WORK REQUIRED —
In the rows below, please arrange the lines from the one holding "table-row xyxy=(120,803,676,982)" through the one holding "header-student: 学生活动 xyxy=(413,750,536,803)", inclusive, as a numbered list, omitting any blank lines.

Records contained in a dataset

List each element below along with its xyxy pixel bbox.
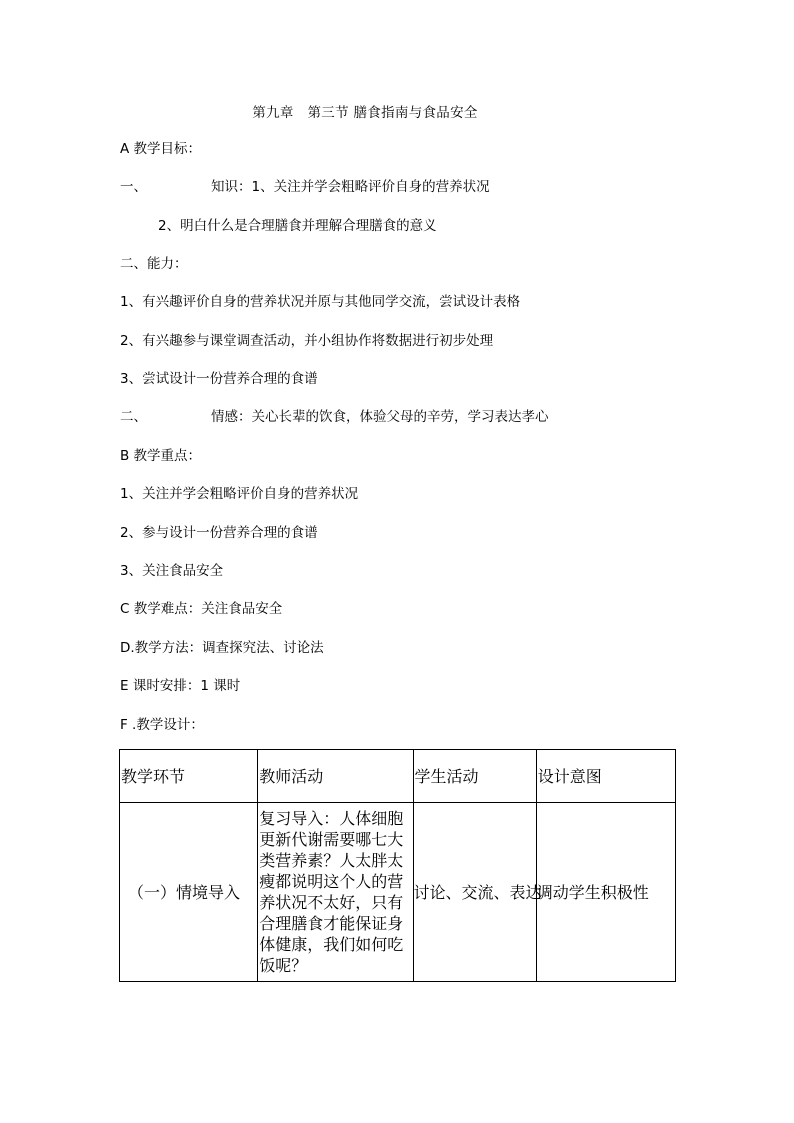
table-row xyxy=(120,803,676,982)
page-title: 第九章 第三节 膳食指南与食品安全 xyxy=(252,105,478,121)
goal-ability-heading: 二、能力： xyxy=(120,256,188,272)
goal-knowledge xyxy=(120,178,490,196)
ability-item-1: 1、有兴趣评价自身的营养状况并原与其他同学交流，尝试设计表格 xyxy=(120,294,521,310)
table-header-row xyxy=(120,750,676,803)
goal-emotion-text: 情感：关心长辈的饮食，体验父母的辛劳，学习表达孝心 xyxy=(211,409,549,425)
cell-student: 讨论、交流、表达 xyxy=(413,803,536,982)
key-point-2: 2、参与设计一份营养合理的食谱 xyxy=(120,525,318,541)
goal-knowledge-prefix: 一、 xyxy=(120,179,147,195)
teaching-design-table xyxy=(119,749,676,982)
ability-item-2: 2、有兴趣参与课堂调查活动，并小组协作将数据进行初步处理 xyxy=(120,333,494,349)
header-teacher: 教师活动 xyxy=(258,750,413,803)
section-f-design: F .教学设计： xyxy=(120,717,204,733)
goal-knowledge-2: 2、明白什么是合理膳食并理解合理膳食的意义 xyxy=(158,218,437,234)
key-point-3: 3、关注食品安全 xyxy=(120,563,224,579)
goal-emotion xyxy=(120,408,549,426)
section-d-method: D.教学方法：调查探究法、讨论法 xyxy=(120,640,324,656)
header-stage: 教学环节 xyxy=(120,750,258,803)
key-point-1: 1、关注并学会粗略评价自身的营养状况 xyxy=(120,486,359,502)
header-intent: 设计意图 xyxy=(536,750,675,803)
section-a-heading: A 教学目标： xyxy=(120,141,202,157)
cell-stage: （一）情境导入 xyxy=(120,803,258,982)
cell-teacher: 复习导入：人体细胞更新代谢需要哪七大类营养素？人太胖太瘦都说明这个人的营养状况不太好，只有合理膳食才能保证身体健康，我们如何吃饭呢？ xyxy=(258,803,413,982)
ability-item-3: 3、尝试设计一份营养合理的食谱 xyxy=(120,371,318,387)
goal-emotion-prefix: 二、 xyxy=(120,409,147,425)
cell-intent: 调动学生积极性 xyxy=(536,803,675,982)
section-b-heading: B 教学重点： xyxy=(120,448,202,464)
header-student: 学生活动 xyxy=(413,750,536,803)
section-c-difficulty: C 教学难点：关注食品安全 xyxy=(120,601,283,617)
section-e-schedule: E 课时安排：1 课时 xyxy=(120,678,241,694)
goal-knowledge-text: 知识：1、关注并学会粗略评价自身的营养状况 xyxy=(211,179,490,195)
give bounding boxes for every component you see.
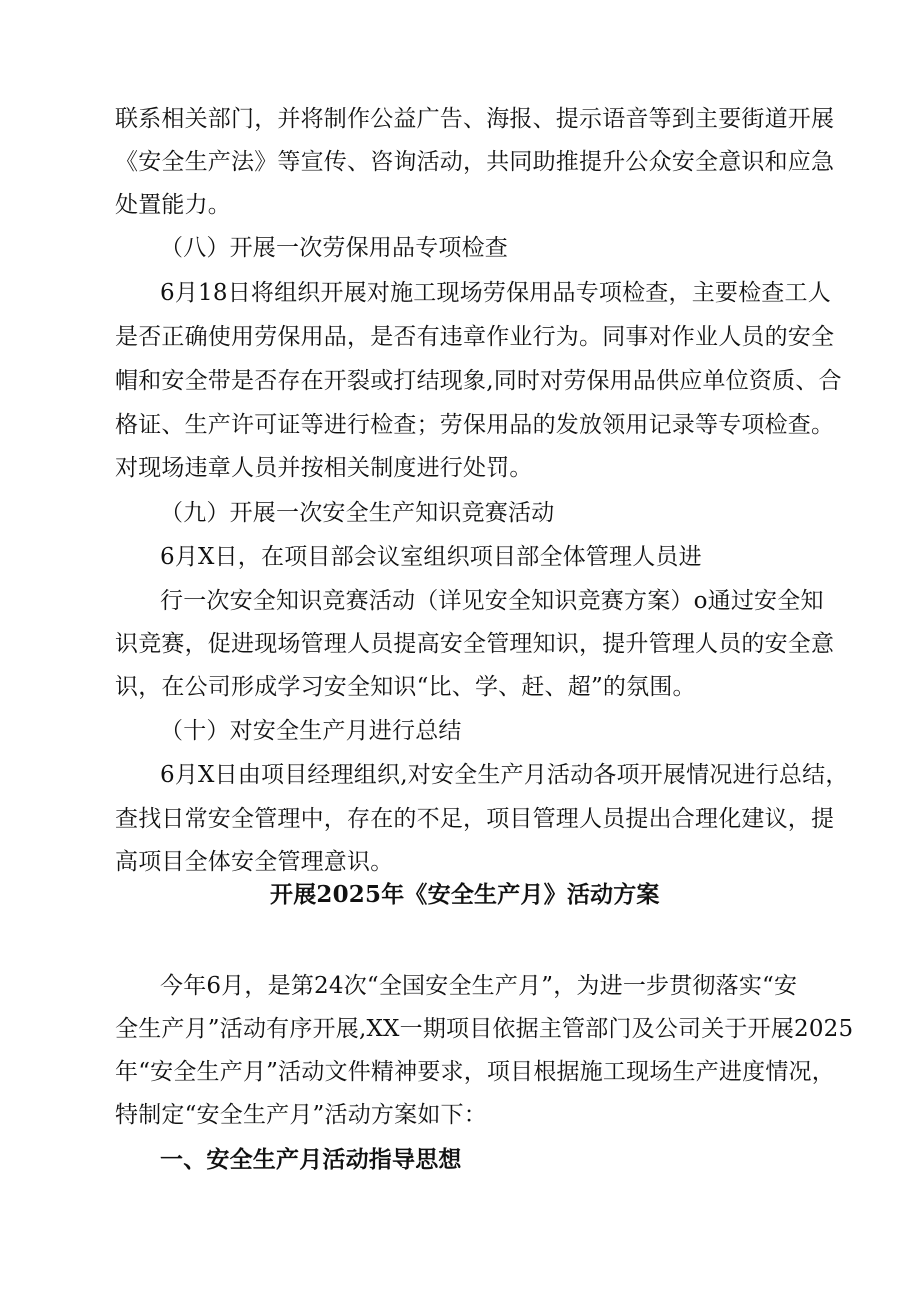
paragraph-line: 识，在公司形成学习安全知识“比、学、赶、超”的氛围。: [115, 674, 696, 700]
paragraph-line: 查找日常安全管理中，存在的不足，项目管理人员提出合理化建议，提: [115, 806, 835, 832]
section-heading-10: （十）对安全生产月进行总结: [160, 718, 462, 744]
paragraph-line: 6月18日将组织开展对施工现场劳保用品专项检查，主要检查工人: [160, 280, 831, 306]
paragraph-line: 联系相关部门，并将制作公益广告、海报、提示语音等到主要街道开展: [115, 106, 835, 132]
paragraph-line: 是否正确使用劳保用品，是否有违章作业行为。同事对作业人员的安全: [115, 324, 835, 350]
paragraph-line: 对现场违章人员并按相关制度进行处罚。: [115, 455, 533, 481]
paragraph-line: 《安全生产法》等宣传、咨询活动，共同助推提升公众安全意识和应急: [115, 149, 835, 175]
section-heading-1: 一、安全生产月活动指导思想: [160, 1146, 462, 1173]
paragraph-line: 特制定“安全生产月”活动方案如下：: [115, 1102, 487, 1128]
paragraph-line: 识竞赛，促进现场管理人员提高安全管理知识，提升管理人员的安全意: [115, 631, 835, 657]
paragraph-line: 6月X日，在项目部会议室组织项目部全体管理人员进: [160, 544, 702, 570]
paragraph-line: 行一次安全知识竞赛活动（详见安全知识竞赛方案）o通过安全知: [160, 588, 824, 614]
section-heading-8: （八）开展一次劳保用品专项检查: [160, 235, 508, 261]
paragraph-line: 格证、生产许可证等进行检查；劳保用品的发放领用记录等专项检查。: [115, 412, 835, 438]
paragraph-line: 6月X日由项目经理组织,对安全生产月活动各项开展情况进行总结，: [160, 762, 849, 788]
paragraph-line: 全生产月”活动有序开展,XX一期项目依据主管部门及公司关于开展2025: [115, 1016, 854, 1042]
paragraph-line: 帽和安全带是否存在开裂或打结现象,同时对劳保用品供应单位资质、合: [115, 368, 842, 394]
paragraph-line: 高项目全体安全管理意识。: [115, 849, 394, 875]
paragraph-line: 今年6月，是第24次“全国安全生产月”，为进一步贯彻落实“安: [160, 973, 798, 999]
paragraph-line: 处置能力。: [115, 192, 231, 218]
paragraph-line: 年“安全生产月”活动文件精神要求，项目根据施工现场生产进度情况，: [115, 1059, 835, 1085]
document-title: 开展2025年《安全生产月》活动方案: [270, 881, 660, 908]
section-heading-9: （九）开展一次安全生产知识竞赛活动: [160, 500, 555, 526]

EXERCISE RESPONSE —
1. table-row xyxy=(120,803,676,982)
2. page-title: 第九章 第三节 膳食指南与食品安全 xyxy=(252,105,478,121)
3. goal-ability-heading: 二、能力： xyxy=(120,256,188,272)
4. goal-knowledge xyxy=(120,178,490,196)
5. ability-item-1: 1、有兴趣评价自身的营养状况并原与其他同学交流，尝试设计表格 xyxy=(120,294,521,310)
6. table-header-row xyxy=(120,750,676,803)
7. goal-emotion-text: 情感：关心长辈的饮食，体验父母的辛劳，学习表达孝心 xyxy=(211,409,549,425)
8. cell-student: 讨论、交流、表达 xyxy=(413,803,536,982)
9. key-point-2: 2、参与设计一份营养合理的食谱 xyxy=(120,525,318,541)
10. goal-knowledge-prefix: 一、 xyxy=(120,179,147,195)
11. teaching-design-table xyxy=(119,749,676,982)
12. ability-item-2: 2、有兴趣参与课堂调查活动，并小组协作将数据进行初步处理 xyxy=(120,333,494,349)
13. header-teacher: 教师活动 xyxy=(258,750,413,803)
14. section-f-design: F .教学设计： xyxy=(120,717,204,733)
15. goal-knowledge-2: 2、明白什么是合理膳食并理解合理膳食的意义 xyxy=(158,218,437,234)
16. key-point-3: 3、关注食品安全 xyxy=(120,563,224,579)
17. goal-emotion xyxy=(120,408,549,426)
18. section-d-method: D.教学方法：调查探究法、讨论法 xyxy=(120,640,324,656)
19. header-stage: 教学环节 xyxy=(120,750,258,803)
20. key-point-1: 1、关注并学会粗略评价自身的营养状况 xyxy=(120,486,359,502)
21. header-intent: 设计意图 xyxy=(536,750,675,803)
22. section-a-heading: A 教学目标： xyxy=(120,141,202,157)
23. cell-stage: （一）情境导入 xyxy=(120,803,258,982)
24. cell-teacher: 复习导入：人体细胞更新代谢需要哪七大类营养素？人太胖太瘦都说明这个人的营养状况不太好，只有合理膳食才能保证身体健康，我们如何吃饭呢？ xyxy=(258,803,413,982)
25. ability-item-3: 3、尝试设计一份营养合理的食谱 xyxy=(120,371,318,387)
26. goal-emotion-prefix: 二、 xyxy=(120,409,147,425)
27. cell-intent: 调动学生积极性 xyxy=(536,803,675,982)
28. section-b-heading: B 教学重点： xyxy=(120,448,202,464)
29. header-student: 学生活动 xyxy=(413,750,536,803)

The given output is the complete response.